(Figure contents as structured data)
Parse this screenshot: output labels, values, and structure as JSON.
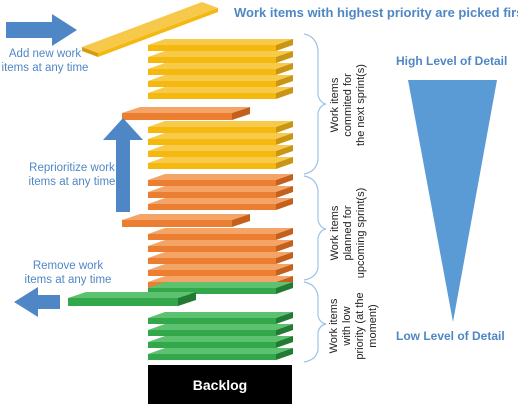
{
  "title": "Work items with highest priority are picked first",
  "left_annotations": {
    "add": "Add new work\nitems at any time",
    "reprioritize": "Reprioritize work\nitems at any time",
    "remove": "Remove work\nitems at any time"
  },
  "brace_labels": {
    "committed": "Work items\ncommited for\nthe next sprint(s)",
    "planned": "Work items\nplanned for\nupcoming sprint(s)",
    "low": "Work items\nwith low\npriority (at the\nmoment)"
  },
  "detail_labels": {
    "high": "High Level of Detail",
    "low": "Low Level of Detail"
  },
  "backlog_label": "Backlog",
  "colors": {
    "accent_blue": "#4f87c6",
    "yellow": "#f5b80f",
    "orange": "#ec7e32",
    "green": "#33a84a",
    "backlog": "#000000"
  },
  "stack": {
    "yellow_count": 9,
    "orange_count": 8,
    "green_count": 5
  }
}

_Stated task_
Without including the pictures, reproduce all entries exactly.

_Full answer_
Parse this screenshot: output labels, values, and structure as JSON.
{
  "title": "Work items with highest priority are picked first",
  "left_annotations": {
    "add": "Add new work\nitems at any time",
    "reprioritize": "Reprioritize work\nitems at any time",
    "remove": "Remove work\nitems at any time"
  },
  "brace_labels": {
    "committed": "Work items\ncommited for\nthe next sprint(s)",
    "planned": "Work items\nplanned for\nupcoming sprint(s)",
    "low": "Work items\nwith low\npriority (at the\nmoment)"
  },
  "detail_labels": {
    "high": "High Level of Detail",
    "low": "Low Level of Detail"
  },
  "backlog_label": "Backlog",
  "colors": {
    "accent_blue": "#4f87c6",
    "yellow": "#f5b80f",
    "orange": "#ec7e32",
    "green": "#33a84a",
    "backlog": "#000000"
  },
  "stack": {
    "yellow_count": 9,
    "orange_count": 8,
    "green_count": 5
  }
}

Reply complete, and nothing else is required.